[DATA TO PROCESS]
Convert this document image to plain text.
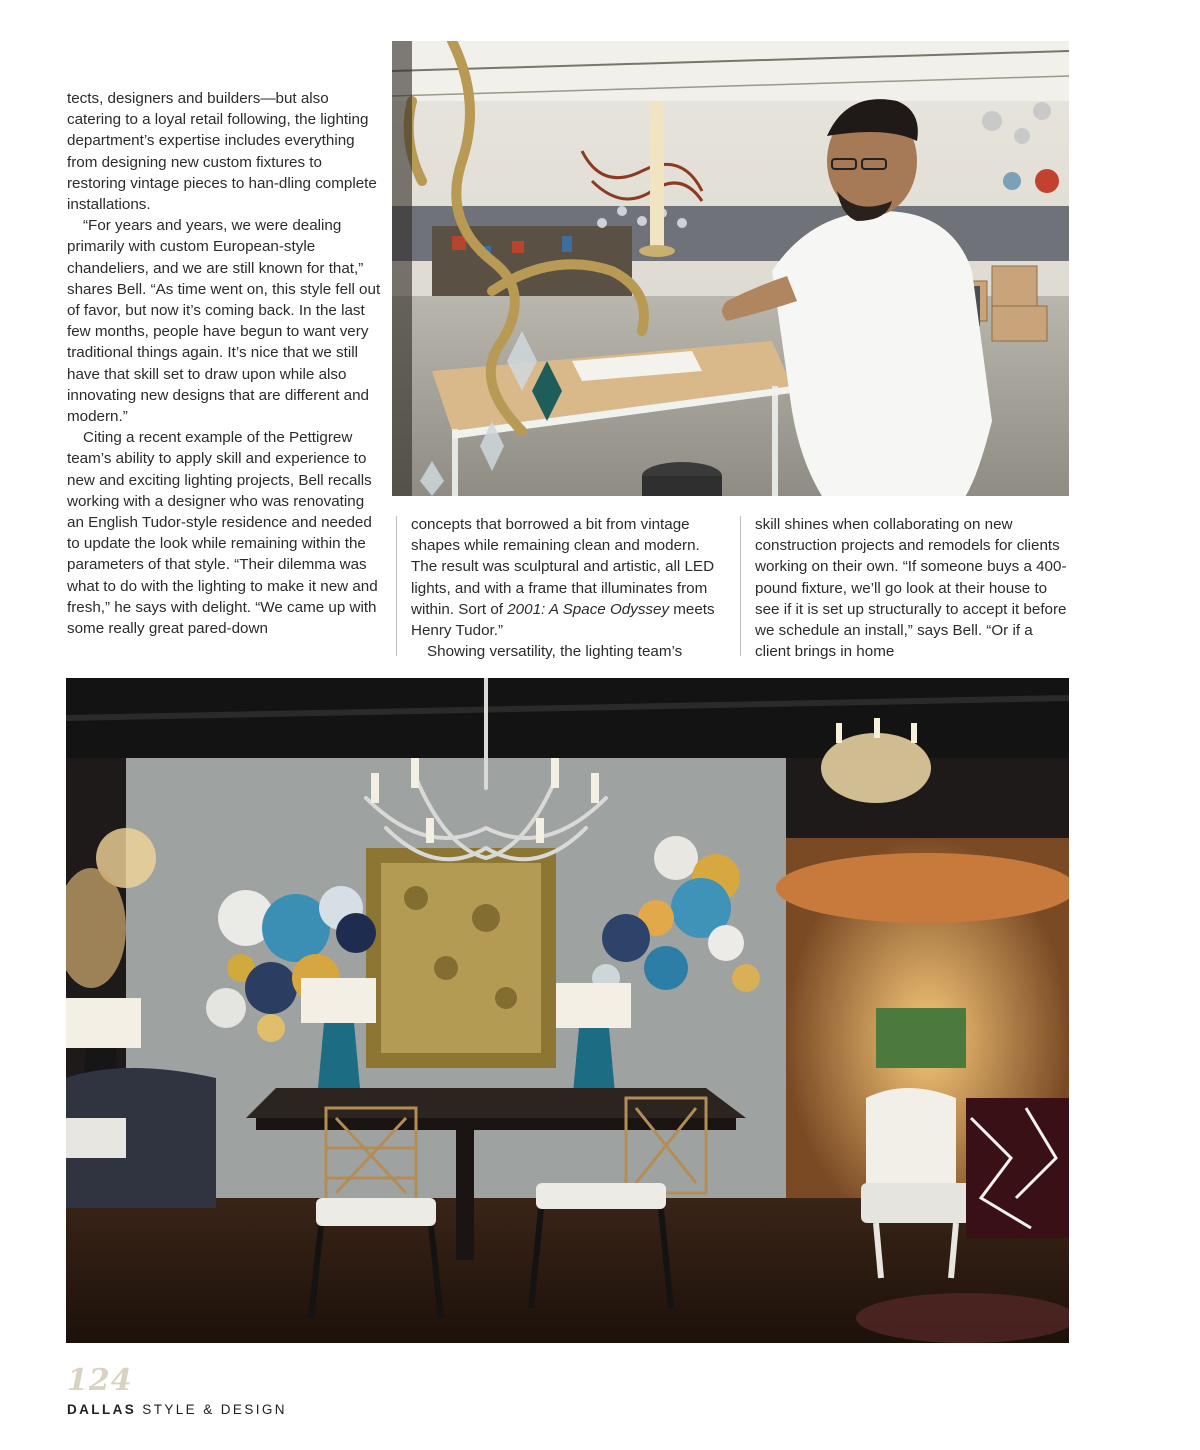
tects, designers and builders—but also catering to a loyal retail following, the lighting department’s expertise includes everything from designing new custom fixtures to restoring vintage pieces to han-dling complete installations.

“For years and years, we were dealing primarily with custom European-style chandeliers, and we are still known for that,” shares Bell. “As time went on, this style fell out of favor, but now it’s coming back. In the last few months, people have begun to want very traditional things again. It’s nice that we still have that skill set to draw upon while also innovating new designs that are different and modern.”

Citing a recent example of the Pettigrew team’s ability to apply skill and experience to new and exciting lighting projects, Bell recalls working with a designer who was renovating an English Tudor-style residence and needed to update the look while remaining within the parameters of that style. “Their dilemma was what to do with the lighting to make it new and fresh,” he says with delight. “We came up with some really great pared-down

concepts that borrowed a bit from vintage shapes while remaining clean and modern. The result was sculptural and artistic, all LED lights, and with a frame that illuminates from within. Sort of 2001: A Space Odyssey meets Henry Tudor.”

Showing versatility, the lighting team’s

skill shines when collaborating on new construction projects and remodels for clients working on their own. “If someone buys a 400-pound fixture, we’ll go look at their house to see if it is set up structurally to accept it before we schedule an install,” says Bell. “Or if a client brings in home

124
DALLAS STYLE & DESIGN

[DIRECTIVE] Repeat everything in the records precisely. Images are excluded from the copy.

[RESULT]
Convert this document image to plain text.
tects, designers and builders—but also catering to a loyal retail following, the lighting department’s expertise includes everything from designing new custom fixtures to restoring vintage pieces to han-dling complete installations.

“For years and years, we were dealing primarily with custom European-style chandeliers, and we are still known for that,” shares Bell. “As time went on, this style fell out of favor, but now it’s coming back. In the last few months, people have begun to want very traditional things again. It’s nice that we still have that skill set to draw upon while also innovating new designs that are different and modern.”

Citing a recent example of the Pettigrew team’s ability to apply skill and experience to new and exciting lighting projects, Bell recalls working with a designer who was renovating an English Tudor-style residence and needed to update the look while remaining within the parameters of that style. “Their dilemma was what to do with the lighting to make it new and fresh,” he says with delight. “We came up with some really great pared-down

concepts that borrowed a bit from vintage shapes while remaining clean and modern. The result was sculptural and artistic, all LED lights, and with a frame that illuminates from within. Sort of 2001: A Space Odyssey meets Henry Tudor.”

Showing versatility, the lighting team’s

skill shines when collaborating on new construction projects and remodels for clients working on their own. “If someone buys a 400-pound fixture, we’ll go look at their house to see if it is set up structurally to accept it before we schedule an install,” says Bell. “Or if a client brings in home

124
DALLAS STYLE & DESIGN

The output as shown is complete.